▸ What you will do
Copy the data that follows exactly. Include no pictures.

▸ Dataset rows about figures
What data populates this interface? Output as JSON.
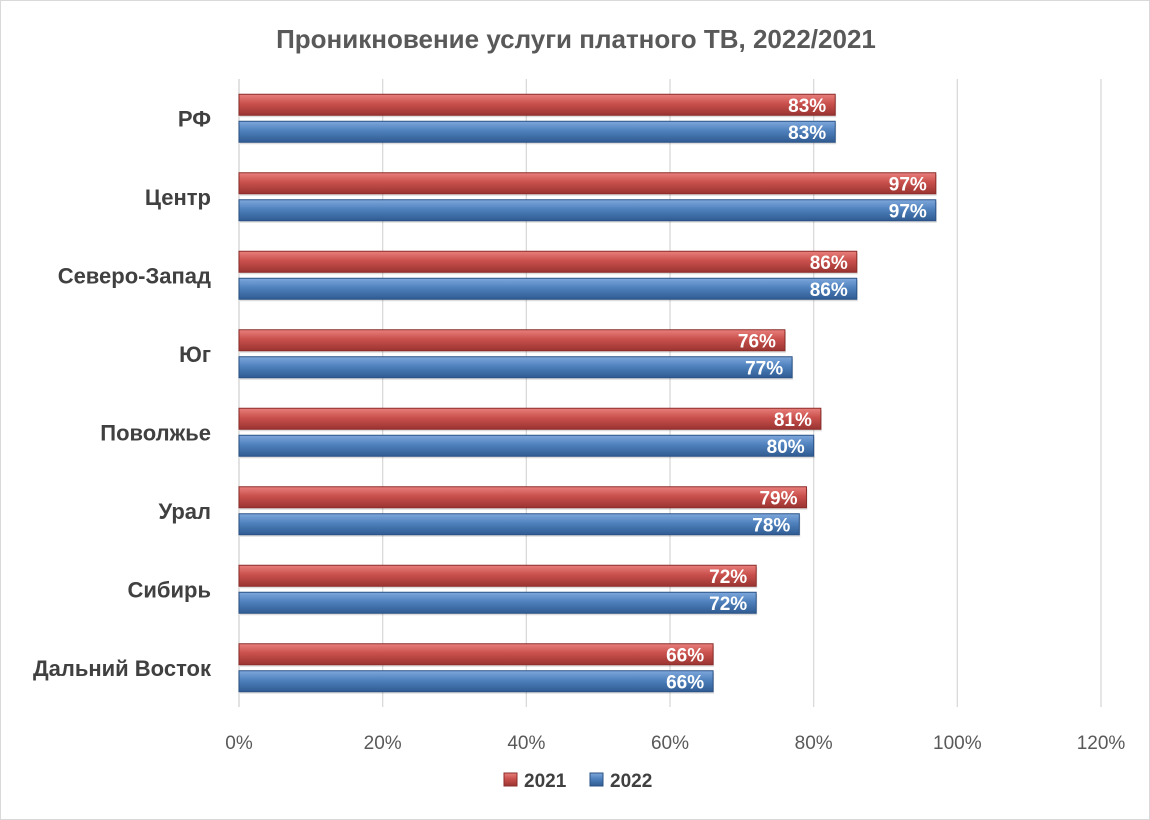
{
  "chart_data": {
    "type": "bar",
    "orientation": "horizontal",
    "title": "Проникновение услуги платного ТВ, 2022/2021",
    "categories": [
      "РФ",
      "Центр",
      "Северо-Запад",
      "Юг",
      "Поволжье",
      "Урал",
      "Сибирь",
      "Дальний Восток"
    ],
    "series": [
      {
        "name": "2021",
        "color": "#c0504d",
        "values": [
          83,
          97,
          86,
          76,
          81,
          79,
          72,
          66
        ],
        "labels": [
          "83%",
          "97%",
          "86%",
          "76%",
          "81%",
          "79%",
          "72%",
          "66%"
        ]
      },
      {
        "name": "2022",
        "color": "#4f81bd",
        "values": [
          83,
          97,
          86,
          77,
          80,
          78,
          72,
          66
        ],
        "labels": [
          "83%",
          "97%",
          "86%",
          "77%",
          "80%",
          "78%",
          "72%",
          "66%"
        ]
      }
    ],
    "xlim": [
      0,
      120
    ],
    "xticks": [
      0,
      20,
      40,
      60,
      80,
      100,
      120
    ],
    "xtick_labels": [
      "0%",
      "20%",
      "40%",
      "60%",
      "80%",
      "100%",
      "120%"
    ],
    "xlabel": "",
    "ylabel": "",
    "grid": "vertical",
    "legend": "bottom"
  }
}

▸ Result of the task
What data populates this interface? Output as JSON.
{
  "chart_data": {
    "type": "bar",
    "orientation": "horizontal",
    "title": "Проникновение услуги платного ТВ, 2022/2021",
    "categories": [
      "РФ",
      "Центр",
      "Северо-Запад",
      "Юг",
      "Поволжье",
      "Урал",
      "Сибирь",
      "Дальний Восток"
    ],
    "series": [
      {
        "name": "2021",
        "color": "#c0504d",
        "values": [
          83,
          97,
          86,
          76,
          81,
          79,
          72,
          66
        ],
        "labels": [
          "83%",
          "97%",
          "86%",
          "76%",
          "81%",
          "79%",
          "72%",
          "66%"
        ]
      },
      {
        "name": "2022",
        "color": "#4f81bd",
        "values": [
          83,
          97,
          86,
          77,
          80,
          78,
          72,
          66
        ],
        "labels": [
          "83%",
          "97%",
          "86%",
          "77%",
          "80%",
          "78%",
          "72%",
          "66%"
        ]
      }
    ],
    "xlim": [
      0,
      120
    ],
    "xticks": [
      0,
      20,
      40,
      60,
      80,
      100,
      120
    ],
    "xtick_labels": [
      "0%",
      "20%",
      "40%",
      "60%",
      "80%",
      "100%",
      "120%"
    ],
    "xlabel": "",
    "ylabel": "",
    "grid": "vertical",
    "legend": "bottom"
  }
}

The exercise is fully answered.